#### The data ####
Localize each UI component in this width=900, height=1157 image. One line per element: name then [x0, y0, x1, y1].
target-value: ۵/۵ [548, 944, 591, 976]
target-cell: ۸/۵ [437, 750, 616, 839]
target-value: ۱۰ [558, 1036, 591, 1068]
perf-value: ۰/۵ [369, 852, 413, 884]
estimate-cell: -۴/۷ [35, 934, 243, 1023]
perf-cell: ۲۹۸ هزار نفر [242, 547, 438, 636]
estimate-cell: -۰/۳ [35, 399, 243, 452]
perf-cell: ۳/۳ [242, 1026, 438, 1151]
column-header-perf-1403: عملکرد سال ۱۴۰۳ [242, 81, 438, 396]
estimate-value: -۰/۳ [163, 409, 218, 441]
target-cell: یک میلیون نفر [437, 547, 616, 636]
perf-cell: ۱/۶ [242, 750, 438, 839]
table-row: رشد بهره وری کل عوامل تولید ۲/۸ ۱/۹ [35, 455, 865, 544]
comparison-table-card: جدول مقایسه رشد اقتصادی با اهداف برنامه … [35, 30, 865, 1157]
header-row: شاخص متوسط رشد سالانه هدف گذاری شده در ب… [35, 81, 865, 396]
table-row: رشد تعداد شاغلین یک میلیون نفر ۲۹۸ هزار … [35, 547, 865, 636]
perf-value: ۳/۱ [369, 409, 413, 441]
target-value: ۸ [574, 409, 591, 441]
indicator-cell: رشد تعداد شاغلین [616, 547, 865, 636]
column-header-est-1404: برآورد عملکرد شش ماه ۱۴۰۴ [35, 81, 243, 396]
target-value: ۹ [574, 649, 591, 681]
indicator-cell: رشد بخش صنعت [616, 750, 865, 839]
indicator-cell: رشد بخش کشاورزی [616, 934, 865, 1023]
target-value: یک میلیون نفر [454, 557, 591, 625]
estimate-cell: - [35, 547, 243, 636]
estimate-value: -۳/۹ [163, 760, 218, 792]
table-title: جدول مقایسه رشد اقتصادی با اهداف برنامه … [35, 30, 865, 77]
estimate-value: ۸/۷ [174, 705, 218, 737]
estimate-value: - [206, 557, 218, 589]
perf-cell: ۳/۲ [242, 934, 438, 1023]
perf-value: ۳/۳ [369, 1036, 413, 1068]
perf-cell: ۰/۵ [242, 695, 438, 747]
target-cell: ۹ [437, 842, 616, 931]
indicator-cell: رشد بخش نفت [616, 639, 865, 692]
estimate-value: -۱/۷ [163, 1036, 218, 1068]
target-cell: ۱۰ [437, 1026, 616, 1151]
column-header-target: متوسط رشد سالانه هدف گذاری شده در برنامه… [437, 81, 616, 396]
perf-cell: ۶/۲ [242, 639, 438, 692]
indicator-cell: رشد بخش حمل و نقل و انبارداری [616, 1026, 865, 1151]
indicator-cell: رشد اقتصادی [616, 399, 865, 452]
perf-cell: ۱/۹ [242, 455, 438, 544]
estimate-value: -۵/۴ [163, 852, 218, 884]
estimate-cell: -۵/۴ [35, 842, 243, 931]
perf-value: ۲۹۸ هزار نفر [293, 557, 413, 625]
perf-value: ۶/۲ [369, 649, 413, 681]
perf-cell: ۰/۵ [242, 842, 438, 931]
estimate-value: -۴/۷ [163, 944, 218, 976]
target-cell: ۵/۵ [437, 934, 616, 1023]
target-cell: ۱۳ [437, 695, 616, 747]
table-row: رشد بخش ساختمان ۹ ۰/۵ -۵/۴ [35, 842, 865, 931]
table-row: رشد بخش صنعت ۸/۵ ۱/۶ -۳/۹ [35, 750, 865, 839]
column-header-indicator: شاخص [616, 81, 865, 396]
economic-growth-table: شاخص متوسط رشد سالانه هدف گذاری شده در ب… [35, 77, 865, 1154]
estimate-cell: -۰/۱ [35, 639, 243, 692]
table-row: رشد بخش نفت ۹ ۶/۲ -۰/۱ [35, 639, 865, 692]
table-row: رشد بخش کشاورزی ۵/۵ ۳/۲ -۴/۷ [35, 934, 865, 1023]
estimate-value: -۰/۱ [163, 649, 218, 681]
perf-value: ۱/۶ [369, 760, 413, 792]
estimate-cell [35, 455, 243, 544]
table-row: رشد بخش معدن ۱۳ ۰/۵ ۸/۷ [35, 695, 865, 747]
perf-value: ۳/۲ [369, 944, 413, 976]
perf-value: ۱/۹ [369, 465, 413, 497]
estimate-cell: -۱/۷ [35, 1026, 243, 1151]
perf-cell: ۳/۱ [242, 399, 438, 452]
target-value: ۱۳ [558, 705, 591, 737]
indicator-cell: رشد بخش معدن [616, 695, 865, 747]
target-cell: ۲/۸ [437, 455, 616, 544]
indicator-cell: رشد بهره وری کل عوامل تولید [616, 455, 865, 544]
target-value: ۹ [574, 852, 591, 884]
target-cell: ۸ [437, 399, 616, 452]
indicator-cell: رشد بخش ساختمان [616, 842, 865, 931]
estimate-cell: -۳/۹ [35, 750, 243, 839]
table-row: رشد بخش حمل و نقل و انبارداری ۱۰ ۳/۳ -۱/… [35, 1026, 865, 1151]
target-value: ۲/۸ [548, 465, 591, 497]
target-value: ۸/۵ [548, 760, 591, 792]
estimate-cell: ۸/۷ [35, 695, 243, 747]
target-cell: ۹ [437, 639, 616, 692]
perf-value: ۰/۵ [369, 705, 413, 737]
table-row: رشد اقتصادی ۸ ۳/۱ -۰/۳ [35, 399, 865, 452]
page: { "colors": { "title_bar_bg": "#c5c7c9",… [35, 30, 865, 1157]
####
Problem >> Swap "perf-value" for "performance-value" everywhere in the rows, and reproduce every line with no other change.

Exercise solution >>
Localize each UI component in this width=900, height=1157 image. One line per element: name then [x0, y0, x1, y1].
target-value: ۵/۵ [548, 944, 591, 976]
target-cell: ۸/۵ [437, 750, 616, 839]
target-value: ۱۰ [558, 1036, 591, 1068]
performance-value: ۰/۵ [369, 852, 413, 884]
estimate-cell: -۴/۷ [35, 934, 243, 1023]
perf-cell: ۲۹۸ هزار نفر [242, 547, 438, 636]
estimate-cell: -۰/۳ [35, 399, 243, 452]
perf-cell: ۳/۳ [242, 1026, 438, 1151]
column-header-perf-1403: عملکرد سال ۱۴۰۳ [242, 81, 438, 396]
estimate-value: -۰/۳ [163, 409, 218, 441]
target-cell: یک میلیون نفر [437, 547, 616, 636]
perf-cell: ۱/۶ [242, 750, 438, 839]
table-row: رشد بهره وری کل عوامل تولید ۲/۸ ۱/۹ [35, 455, 865, 544]
comparison-table-card: جدول مقایسه رشد اقتصادی با اهداف برنامه … [35, 30, 865, 1157]
header-row: شاخص متوسط رشد سالانه هدف گذاری شده در ب… [35, 81, 865, 396]
table-row: رشد تعداد شاغلین یک میلیون نفر ۲۹۸ هزار … [35, 547, 865, 636]
performance-value: ۳/۱ [369, 409, 413, 441]
target-value: ۸ [574, 409, 591, 441]
indicator-cell: رشد تعداد شاغلین [616, 547, 865, 636]
column-header-est-1404: برآورد عملکرد شش ماه ۱۴۰۴ [35, 81, 243, 396]
target-value: ۹ [574, 649, 591, 681]
indicator-cell: رشد بخش صنعت [616, 750, 865, 839]
indicator-cell: رشد بخش کشاورزی [616, 934, 865, 1023]
target-value: یک میلیون نفر [454, 557, 591, 625]
estimate-cell: - [35, 547, 243, 636]
estimate-value: -۳/۹ [163, 760, 218, 792]
table-title: جدول مقایسه رشد اقتصادی با اهداف برنامه … [35, 30, 865, 77]
estimate-value: ۸/۷ [174, 705, 218, 737]
estimate-value: - [206, 557, 218, 589]
perf-cell: ۳/۲ [242, 934, 438, 1023]
performance-value: ۳/۳ [369, 1036, 413, 1068]
perf-cell: ۰/۵ [242, 695, 438, 747]
target-cell: ۹ [437, 842, 616, 931]
indicator-cell: رشد بخش نفت [616, 639, 865, 692]
estimate-value: -۱/۷ [163, 1036, 218, 1068]
target-cell: ۱۰ [437, 1026, 616, 1151]
column-header-target: متوسط رشد سالانه هدف گذاری شده در برنامه… [437, 81, 616, 396]
perf-cell: ۶/۲ [242, 639, 438, 692]
indicator-cell: رشد بخش حمل و نقل و انبارداری [616, 1026, 865, 1151]
indicator-cell: رشد اقتصادی [616, 399, 865, 452]
perf-cell: ۱/۹ [242, 455, 438, 544]
estimate-value: -۵/۴ [163, 852, 218, 884]
estimate-cell: -۵/۴ [35, 842, 243, 931]
performance-value: ۲۹۸ هزار نفر [293, 557, 413, 625]
performance-value: ۶/۲ [369, 649, 413, 681]
perf-cell: ۰/۵ [242, 842, 438, 931]
estimate-value: -۴/۷ [163, 944, 218, 976]
target-cell: ۵/۵ [437, 934, 616, 1023]
target-cell: ۱۳ [437, 695, 616, 747]
table-row: رشد بخش ساختمان ۹ ۰/۵ -۵/۴ [35, 842, 865, 931]
table-row: رشد بخش صنعت ۸/۵ ۱/۶ -۳/۹ [35, 750, 865, 839]
column-header-indicator: شاخص [616, 81, 865, 396]
economic-growth-table: شاخص متوسط رشد سالانه هدف گذاری شده در ب… [35, 77, 865, 1154]
estimate-cell: -۰/۱ [35, 639, 243, 692]
table-row: رشد بخش نفت ۹ ۶/۲ -۰/۱ [35, 639, 865, 692]
table-row: رشد بخش کشاورزی ۵/۵ ۳/۲ -۴/۷ [35, 934, 865, 1023]
estimate-value: -۰/۱ [163, 649, 218, 681]
performance-value: ۱/۶ [369, 760, 413, 792]
estimate-cell [35, 455, 243, 544]
table-row: رشد بخش معدن ۱۳ ۰/۵ ۸/۷ [35, 695, 865, 747]
performance-value: ۳/۲ [369, 944, 413, 976]
performance-value: ۱/۹ [369, 465, 413, 497]
estimate-cell: -۱/۷ [35, 1026, 243, 1151]
perf-cell: ۳/۱ [242, 399, 438, 452]
target-value: ۱۳ [558, 705, 591, 737]
indicator-cell: رشد بخش معدن [616, 695, 865, 747]
target-cell: ۲/۸ [437, 455, 616, 544]
indicator-cell: رشد بهره وری کل عوامل تولید [616, 455, 865, 544]
target-value: ۹ [574, 852, 591, 884]
target-cell: ۸ [437, 399, 616, 452]
indicator-cell: رشد بخش ساختمان [616, 842, 865, 931]
estimate-cell: -۳/۹ [35, 750, 243, 839]
table-row: رشد بخش حمل و نقل و انبارداری ۱۰ ۳/۳ -۱/… [35, 1026, 865, 1151]
target-value: ۲/۸ [548, 465, 591, 497]
target-value: ۸/۵ [548, 760, 591, 792]
estimate-cell: ۸/۷ [35, 695, 243, 747]
target-cell: ۹ [437, 639, 616, 692]
performance-value: ۰/۵ [369, 705, 413, 737]
table-row: رشد اقتصادی ۸ ۳/۱ -۰/۳ [35, 399, 865, 452]
page: { "colors": { "title_bar_bg": "#c5c7c9",… [35, 30, 865, 1157]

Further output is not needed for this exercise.